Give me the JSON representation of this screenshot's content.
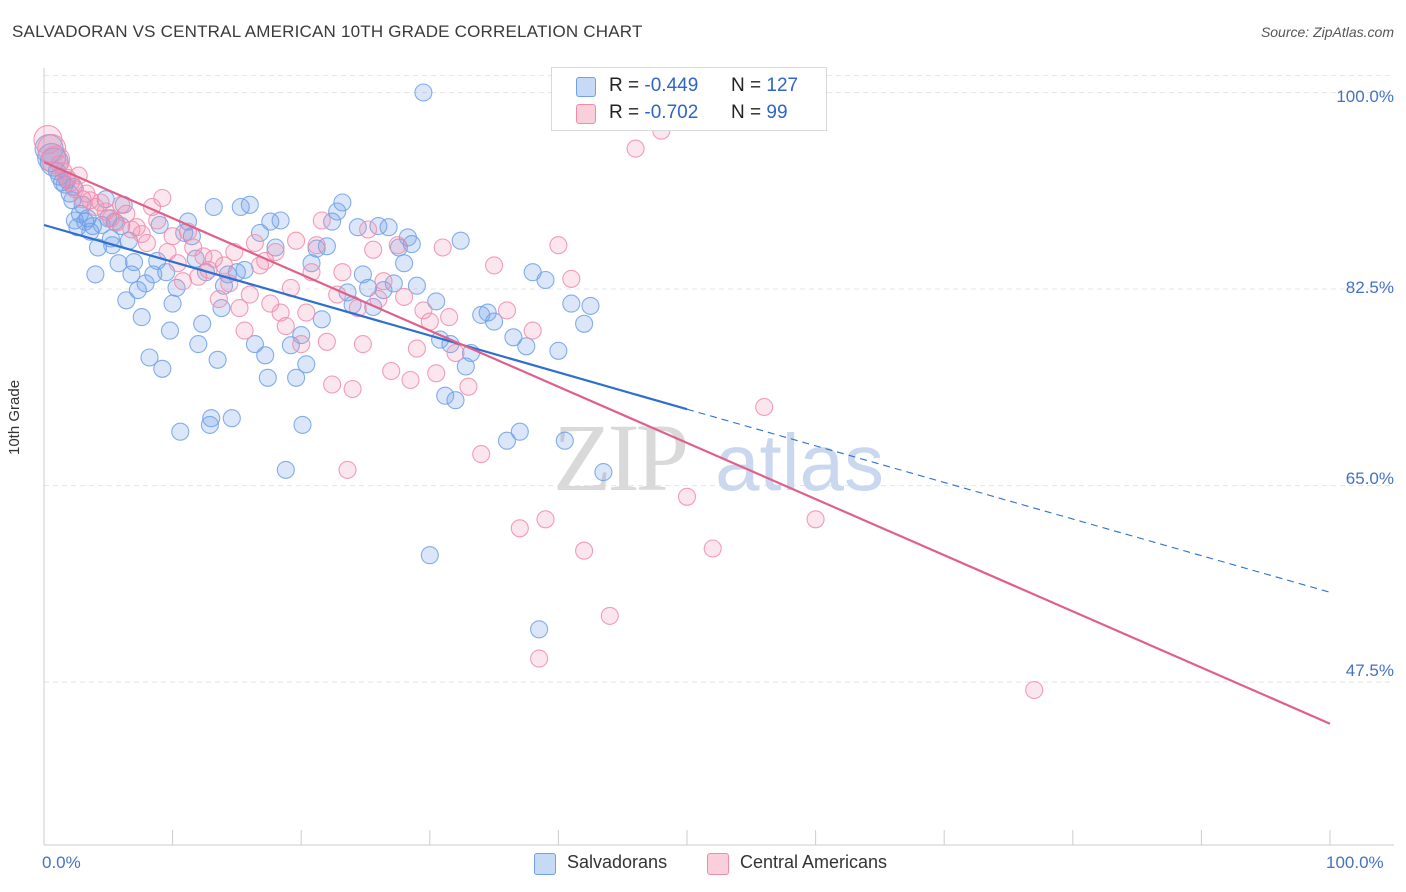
{
  "header": {
    "title": "SALVADORAN VS CENTRAL AMERICAN 10TH GRADE CORRELATION CHART",
    "source": "Source: ZipAtlas.com"
  },
  "watermark": {
    "zip": "ZIP",
    "atlas": "atlas"
  },
  "legend": {
    "rows": [
      {
        "r_label": "R =",
        "r_value": "-0.449",
        "n_label": "N =",
        "n_value": "127",
        "color": "#6fa0e8"
      },
      {
        "r_label": "R =",
        "r_value": "-0.702",
        "n_label": "N =",
        "n_value": "99",
        "color": "#f08cab"
      }
    ],
    "bottom": [
      {
        "label": "Salvadorans",
        "color": "#6fa0e8"
      },
      {
        "label": "Central Americans",
        "color": "#f08cab"
      }
    ]
  },
  "chart_data": {
    "type": "scatter",
    "title": "SALVADORAN VS CENTRAL AMERICAN 10TH GRADE CORRELATION CHART",
    "xlabel": "",
    "ylabel": "10th Grade",
    "xlim": [
      0,
      100
    ],
    "ylim": [
      33,
      102
    ],
    "x_tick_labels": [
      "0.0%",
      "100.0%"
    ],
    "y_ticks": [
      47.5,
      65.0,
      82.5,
      100.0
    ],
    "y_tick_labels": [
      "47.5%",
      "65.0%",
      "82.5%",
      "100.0%"
    ],
    "grid": true,
    "series": [
      {
        "name": "Salvadorans",
        "color": "#6fa0e8",
        "line_color": "#2f6fd0",
        "r": -0.449,
        "n": 127,
        "trend": {
          "x0": 0,
          "y0": 88.2,
          "x1": 50,
          "y1": 71.8,
          "dash_to_x": 100,
          "dash_to_y": 55.5
        },
        "points": [
          [
            0.4,
            95.0
          ],
          [
            0.6,
            94.2
          ],
          [
            0.8,
            93.8
          ],
          [
            1.0,
            93.0
          ],
          [
            1.2,
            92.5
          ],
          [
            1.4,
            92.0
          ],
          [
            1.6,
            91.8
          ],
          [
            1.8,
            92.2
          ],
          [
            2.0,
            91.0
          ],
          [
            2.2,
            90.4
          ],
          [
            2.4,
            88.6
          ],
          [
            2.6,
            88.0
          ],
          [
            2.8,
            89.2
          ],
          [
            3.0,
            90.0
          ],
          [
            3.2,
            88.5
          ],
          [
            3.4,
            88.8
          ],
          [
            3.6,
            87.6
          ],
          [
            3.8,
            88.1
          ],
          [
            4.0,
            83.8
          ],
          [
            4.2,
            86.2
          ],
          [
            4.5,
            88.2
          ],
          [
            4.8,
            90.5
          ],
          [
            5.0,
            88.8
          ],
          [
            5.2,
            87.0
          ],
          [
            5.5,
            88.5
          ],
          [
            5.8,
            84.8
          ],
          [
            6.0,
            88.1
          ],
          [
            6.2,
            90.0
          ],
          [
            6.4,
            81.5
          ],
          [
            6.6,
            86.8
          ],
          [
            6.8,
            83.8
          ],
          [
            7.0,
            84.9
          ],
          [
            7.3,
            82.4
          ],
          [
            7.6,
            80.0
          ],
          [
            7.9,
            83.0
          ],
          [
            8.2,
            76.4
          ],
          [
            8.5,
            83.8
          ],
          [
            8.8,
            85.0
          ],
          [
            9.0,
            88.2
          ],
          [
            9.2,
            75.4
          ],
          [
            9.5,
            84.0
          ],
          [
            9.8,
            78.8
          ],
          [
            10.0,
            81.2
          ],
          [
            10.3,
            82.6
          ],
          [
            10.6,
            69.8
          ],
          [
            10.9,
            87.5
          ],
          [
            11.2,
            88.5
          ],
          [
            11.5,
            87.2
          ],
          [
            11.8,
            85.2
          ],
          [
            12.0,
            77.6
          ],
          [
            12.3,
            79.4
          ],
          [
            12.6,
            84.0
          ],
          [
            12.9,
            70.4
          ],
          [
            13.2,
            89.8
          ],
          [
            13.5,
            76.2
          ],
          [
            13.8,
            80.8
          ],
          [
            14.0,
            82.8
          ],
          [
            14.3,
            83.8
          ],
          [
            14.6,
            71.0
          ],
          [
            15.0,
            84.0
          ],
          [
            15.3,
            89.8
          ],
          [
            15.6,
            84.2
          ],
          [
            16.0,
            90.0
          ],
          [
            16.4,
            77.6
          ],
          [
            16.8,
            87.5
          ],
          [
            17.2,
            76.6
          ],
          [
            17.6,
            88.5
          ],
          [
            18.0,
            86.2
          ],
          [
            18.4,
            88.6
          ],
          [
            18.8,
            66.4
          ],
          [
            19.2,
            77.5
          ],
          [
            19.6,
            74.6
          ],
          [
            20.0,
            78.4
          ],
          [
            20.4,
            75.8
          ],
          [
            20.8,
            84.8
          ],
          [
            21.2,
            86.1
          ],
          [
            21.6,
            79.8
          ],
          [
            22.0,
            86.3
          ],
          [
            22.4,
            88.5
          ],
          [
            22.8,
            89.4
          ],
          [
            23.2,
            90.2
          ],
          [
            23.6,
            82.2
          ],
          [
            24.0,
            81.1
          ],
          [
            24.4,
            88.0
          ],
          [
            24.8,
            83.8
          ],
          [
            25.2,
            82.6
          ],
          [
            25.6,
            80.9
          ],
          [
            26.0,
            88.1
          ],
          [
            26.4,
            82.4
          ],
          [
            26.8,
            88.0
          ],
          [
            27.2,
            83.0
          ],
          [
            27.6,
            86.2
          ],
          [
            28.0,
            84.8
          ],
          [
            28.3,
            87.1
          ],
          [
            28.6,
            86.5
          ],
          [
            29.0,
            82.8
          ],
          [
            29.5,
            100.0
          ],
          [
            30.0,
            58.8
          ],
          [
            30.5,
            81.4
          ],
          [
            30.8,
            78.0
          ],
          [
            31.2,
            73.0
          ],
          [
            31.6,
            77.6
          ],
          [
            32.0,
            72.6
          ],
          [
            32.4,
            86.8
          ],
          [
            32.8,
            75.6
          ],
          [
            33.2,
            76.8
          ],
          [
            34.0,
            80.2
          ],
          [
            34.5,
            80.4
          ],
          [
            35.0,
            79.6
          ],
          [
            36.0,
            69.0
          ],
          [
            36.5,
            78.2
          ],
          [
            37.0,
            69.8
          ],
          [
            37.5,
            77.4
          ],
          [
            38.0,
            84.0
          ],
          [
            38.5,
            52.2
          ],
          [
            39.0,
            83.3
          ],
          [
            40.0,
            77.0
          ],
          [
            40.5,
            69.0
          ],
          [
            41.0,
            81.2
          ],
          [
            42.0,
            79.4
          ],
          [
            42.5,
            81.0
          ],
          [
            43.5,
            66.2
          ],
          [
            20.1,
            70.4
          ],
          [
            13.0,
            71.0
          ],
          [
            17.4,
            74.6
          ],
          [
            2.3,
            91.6
          ],
          [
            5.3,
            86.4
          ]
        ]
      },
      {
        "name": "Central Americans",
        "color": "#f08cab",
        "line_color": "#e0608a",
        "r": -0.702,
        "n": 99,
        "trend": {
          "x0": 0,
          "y0": 93.8,
          "x1": 100,
          "y1": 43.8
        },
        "points": [
          [
            0.3,
            95.8
          ],
          [
            0.6,
            95.0
          ],
          [
            0.9,
            94.0
          ],
          [
            1.2,
            93.6
          ],
          [
            1.5,
            93.0
          ],
          [
            1.8,
            92.4
          ],
          [
            2.1,
            92.0
          ],
          [
            2.4,
            91.4
          ],
          [
            2.7,
            92.6
          ],
          [
            3.0,
            90.5
          ],
          [
            3.3,
            91.0
          ],
          [
            3.6,
            90.4
          ],
          [
            4.0,
            89.8
          ],
          [
            4.4,
            90.2
          ],
          [
            4.8,
            89.4
          ],
          [
            5.2,
            88.8
          ],
          [
            5.6,
            88.4
          ],
          [
            6.0,
            90.0
          ],
          [
            6.4,
            89.2
          ],
          [
            6.8,
            87.8
          ],
          [
            7.2,
            88.0
          ],
          [
            7.6,
            87.4
          ],
          [
            8.0,
            86.6
          ],
          [
            8.4,
            89.8
          ],
          [
            8.8,
            88.6
          ],
          [
            9.2,
            90.6
          ],
          [
            9.6,
            85.8
          ],
          [
            10.0,
            87.2
          ],
          [
            10.4,
            84.8
          ],
          [
            10.8,
            83.2
          ],
          [
            11.2,
            87.6
          ],
          [
            11.6,
            86.2
          ],
          [
            12.0,
            83.6
          ],
          [
            12.4,
            85.4
          ],
          [
            12.8,
            84.2
          ],
          [
            13.2,
            85.2
          ],
          [
            13.6,
            81.6
          ],
          [
            14.0,
            84.6
          ],
          [
            14.4,
            83.0
          ],
          [
            14.8,
            85.8
          ],
          [
            15.2,
            80.8
          ],
          [
            15.6,
            78.8
          ],
          [
            16.0,
            82.0
          ],
          [
            16.4,
            86.6
          ],
          [
            16.8,
            84.6
          ],
          [
            17.2,
            85.0
          ],
          [
            17.6,
            81.2
          ],
          [
            18.0,
            85.8
          ],
          [
            18.4,
            80.4
          ],
          [
            18.8,
            79.2
          ],
          [
            19.2,
            82.6
          ],
          [
            19.6,
            86.8
          ],
          [
            20.0,
            77.6
          ],
          [
            20.4,
            80.4
          ],
          [
            20.8,
            84.0
          ],
          [
            21.2,
            86.4
          ],
          [
            21.6,
            88.6
          ],
          [
            22.0,
            77.8
          ],
          [
            22.4,
            74.0
          ],
          [
            22.8,
            82.0
          ],
          [
            23.2,
            84.0
          ],
          [
            23.6,
            66.4
          ],
          [
            24.0,
            73.6
          ],
          [
            24.4,
            80.8
          ],
          [
            24.8,
            77.6
          ],
          [
            25.2,
            87.8
          ],
          [
            25.6,
            86.0
          ],
          [
            26.0,
            81.6
          ],
          [
            26.4,
            83.2
          ],
          [
            27.0,
            75.2
          ],
          [
            27.5,
            86.4
          ],
          [
            28.0,
            81.8
          ],
          [
            28.5,
            74.4
          ],
          [
            29.0,
            77.2
          ],
          [
            29.5,
            80.6
          ],
          [
            30.0,
            79.6
          ],
          [
            30.5,
            75.0
          ],
          [
            31.0,
            86.2
          ],
          [
            31.5,
            80.0
          ],
          [
            32.0,
            76.8
          ],
          [
            33.0,
            73.8
          ],
          [
            34.0,
            67.8
          ],
          [
            35.0,
            84.6
          ],
          [
            36.0,
            80.6
          ],
          [
            37.0,
            61.2
          ],
          [
            38.0,
            78.8
          ],
          [
            38.5,
            49.6
          ],
          [
            39.0,
            62.0
          ],
          [
            40.0,
            86.4
          ],
          [
            41.0,
            83.4
          ],
          [
            42.0,
            59.2
          ],
          [
            44.0,
            53.4
          ],
          [
            46.0,
            95.0
          ],
          [
            48.0,
            96.6
          ],
          [
            50.0,
            64.0
          ],
          [
            52.0,
            59.4
          ],
          [
            56.0,
            72.0
          ],
          [
            60.0,
            62.0
          ],
          [
            77.0,
            46.8
          ]
        ]
      }
    ]
  }
}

# WHAT IS REQUIRED:
Copy every line in the records above that contains the word "name".

# RESPONSE TO THE TASK:
        "name": "Salvadorans",
        "name": "Central Americans",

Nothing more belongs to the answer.